# Listing start

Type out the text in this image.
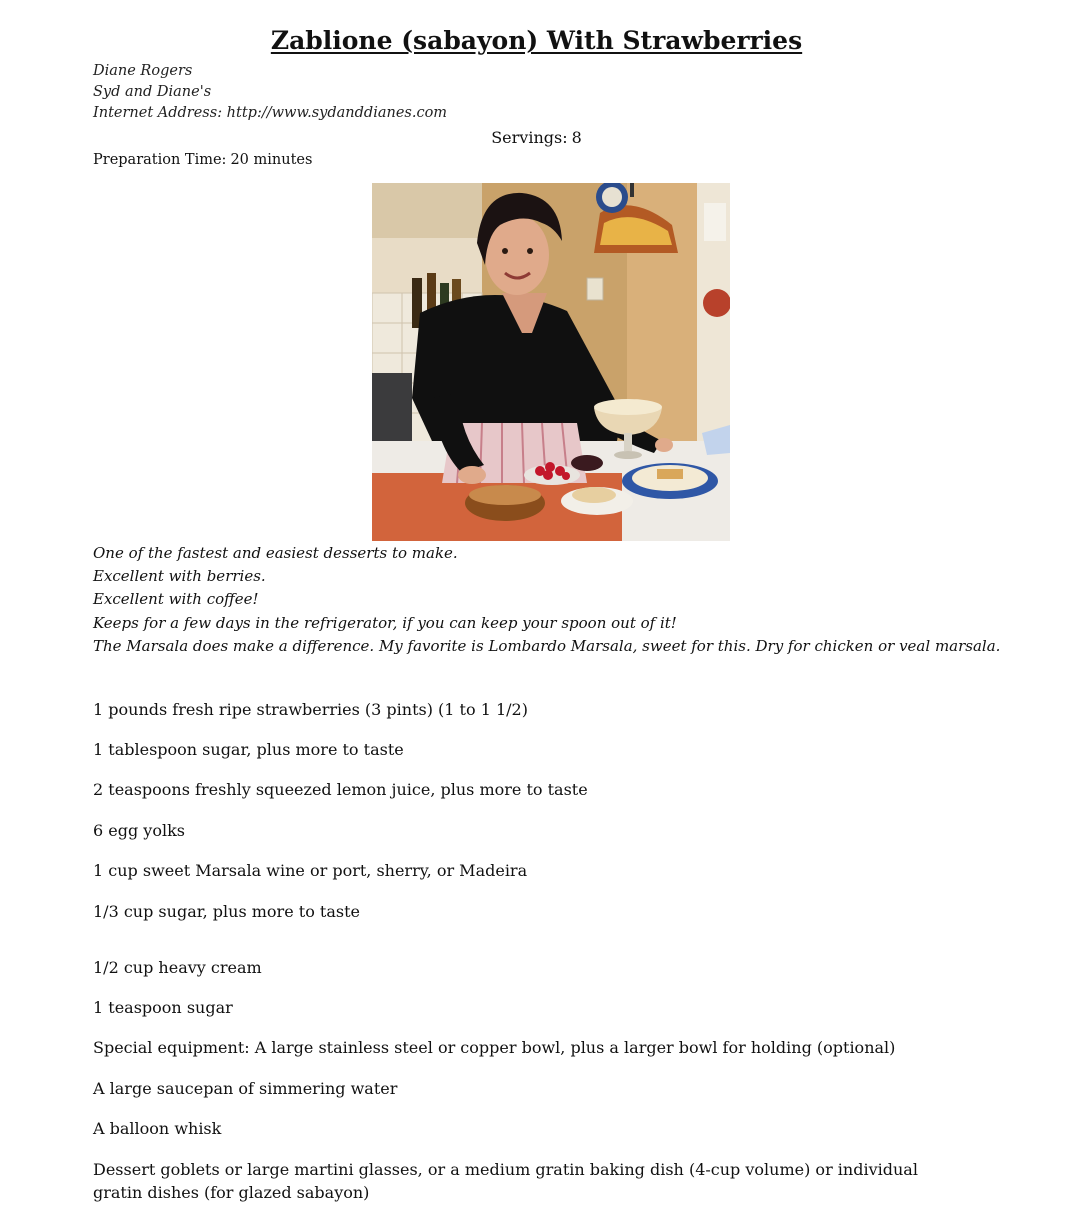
Zablione (sabayon) With Strawberries
Diane Rogers
Syd and Diane's
Internet Address: http://www.sydanddianes.com
Servings: 8
Preparation Time: 20 minutes
One of the fastest and easiest desserts to make.
Excellent with berries.
Excellent with coffee!
Keeps for a few days in the refrigerator, if you can keep your spoon out of it!
The Marsala does make a difference. My favorite is Lombardo Marsala, sweet for this. Dry for chicken or veal marsala.
1 pounds fresh ripe strawberries (3 pints) (1 to 1 1/2)
1 tablespoon sugar, plus more to taste
2 teaspoons freshly squeezed lemon juice, plus more to taste
6 egg yolks
1 cup sweet Marsala wine or port, sherry, or Madeira
1/3 cup sugar, plus more to taste
1/2 cup heavy cream
1 teaspoon sugar
Special equipment: A large stainless steel or copper bowl, plus a larger bowl for holding (optional)
A large saucepan of simmering water
A balloon whisk
Dessert goblets or large martini glasses, or a medium gratin baking dish (4-cup volume) or individual gratin dishes (for glazed sabayon)
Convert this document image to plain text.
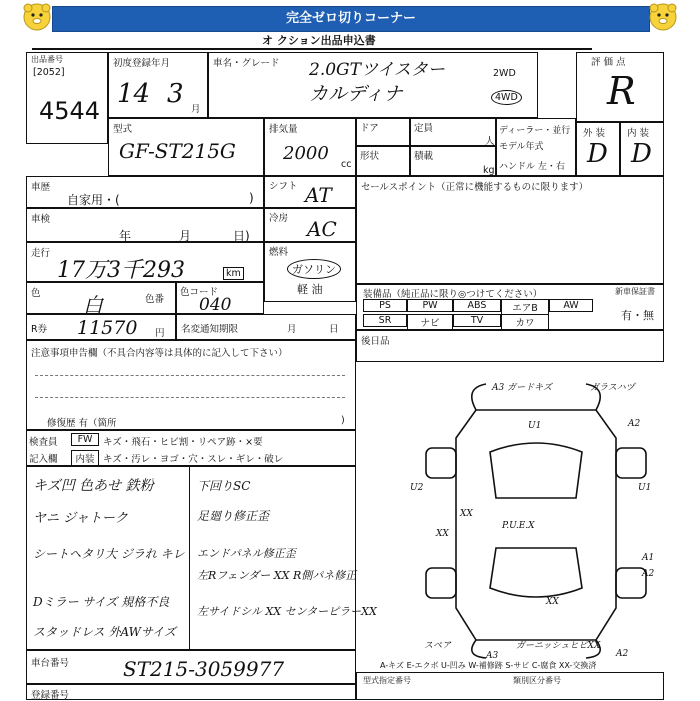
完全ゼロ切りコーナー
オ クション出品申込書
出品番号
[2052]
4544
初度登録年月
14 3
月
車名・グレード 2.0GTツイスター
カルディナ
2WD
4WD
評 価 点
R
外 装
D
内 装
D
型式
GF-ST215G
排気量
2000
cc
ドア	定員
人
形状	積載
kg
ディーラー・並行
モデル年式
ハンドル 左・右
車歴
自家用・(	)
シフト AT	セールスポイント（正常に機能するものに限ります）
車検
年	月	日)
冷房 AC
走行
17万3千293	km
燃料
ガソリン
軽 油
色 白	色番
色コード
040
装備品（純正品に限り◎つけてください）	新車保証書
PS	PW	ABS	エアB	AW
SR	ナビ	TV	カワ
有・無
R券 11570 円 名変通知期限	月	日
後日品
注意事項申告欄（不具合内容等は具体的に記入して下さい）
修復歴 有（箇所	)
検査員
記入欄
FW	キズ・飛石・ヒビ割・リペア跡・×要
内装 キズ・汚レ・ヨゴ・穴・スレ・ギレ・破レ
キズ凹 色あせ 鉄粉
ヤニ ジャトーク
シートヘタリ大 ジラれ キレ
Dミラー サイズ 規格不良
スタッドレス 外AWサイズ
下回りSC
足廻り修正歪
エンドパネル修正歪
左Rフェンダー XX R側パネ修正
左サイドシル XX センターピラーXX
A3 ガードキズ	ガラスハヅ
U1	A2
U2	U1
P.U.E.X
XX
XX
XX
A1
A2
スペア
A3	A2
ガーニッシュヒビXX
A-キズ E-エクボ U-凹み W-補修跡 S-サビ C-腐食 XX-交換済
車台番号	ST215-3059977
登録番号
型式指定番号	類別区分番号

# Listing end

- [Task requirements]
Copy the lines from the entries above in which the word "more" appears.

- [Solution to this task]
1 tablespoon sugar, plus more to taste
2 teaspoons freshly squeezed lemon juice, plus more to taste
1/3 cup sugar, plus more to taste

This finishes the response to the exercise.